**Exercise instructions:** Each entry below is to be printed verbatim.

**Given information:**
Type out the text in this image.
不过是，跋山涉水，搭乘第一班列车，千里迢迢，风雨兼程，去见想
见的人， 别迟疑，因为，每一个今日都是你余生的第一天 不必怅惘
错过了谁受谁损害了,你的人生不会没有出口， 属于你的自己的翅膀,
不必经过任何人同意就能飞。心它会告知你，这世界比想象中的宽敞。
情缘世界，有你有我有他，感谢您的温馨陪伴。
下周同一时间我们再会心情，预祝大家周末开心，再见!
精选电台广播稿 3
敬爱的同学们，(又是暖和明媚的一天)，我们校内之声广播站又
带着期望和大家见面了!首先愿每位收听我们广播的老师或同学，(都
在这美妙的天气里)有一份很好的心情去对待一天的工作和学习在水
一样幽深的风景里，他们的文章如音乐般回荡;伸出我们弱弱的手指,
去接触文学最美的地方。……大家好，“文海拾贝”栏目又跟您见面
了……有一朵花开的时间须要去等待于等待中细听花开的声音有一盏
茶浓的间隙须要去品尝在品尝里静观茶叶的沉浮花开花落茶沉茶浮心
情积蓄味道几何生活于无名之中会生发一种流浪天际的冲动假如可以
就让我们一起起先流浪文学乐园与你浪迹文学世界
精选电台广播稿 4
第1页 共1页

**Exercise response:**
Type out the text in this image.
不过是，跋山涉水，搭乘第一班列车，千里迢迢，风雨兼程，去见想
见的人， 别迟疑，因为，每一个今日都是你余生的第一天 不必怅惘
错过了谁受谁损害了,你的人生不会没有出口， 属于你的自己的翅膀,
不必经过任何人同意就能飞。心它会告知你，这世界比想象中的宽敞。
情缘世界，有你有我有他，感谢您的温馨陪伴。
下周同一时间我们再会心情，预祝大家周末开心，再见!
精选电台广播稿 3
敬爱的同学们，(又是暖和明媚的一天)，我们校内之声广播站又
带着期望和大家见面了!首先愿每位收听我们广播的老师或同学，(都
在这美妙的天气里)有一份很好的心情去对待一天的工作和学习在水
一样幽深的风景里，他们的文章如音乐般回荡;伸出我们弱弱的手指,
去接触文学最美的地方。……大家好，“文海拾贝”栏目又跟您见面
了……有一朵花开的时间须要去等待于等待中细听花开的声音有一盏
茶浓的间隙须要去品尝在品尝里静观茶叶的沉浮花开花落茶沉茶浮心
情积蓄味道几何生活于无名之中会生发一种流浪天际的冲动假如可以
就让我们一起起先流浪文学乐园与你浪迹文学世界
精选电台广播稿 4
第1页 共1页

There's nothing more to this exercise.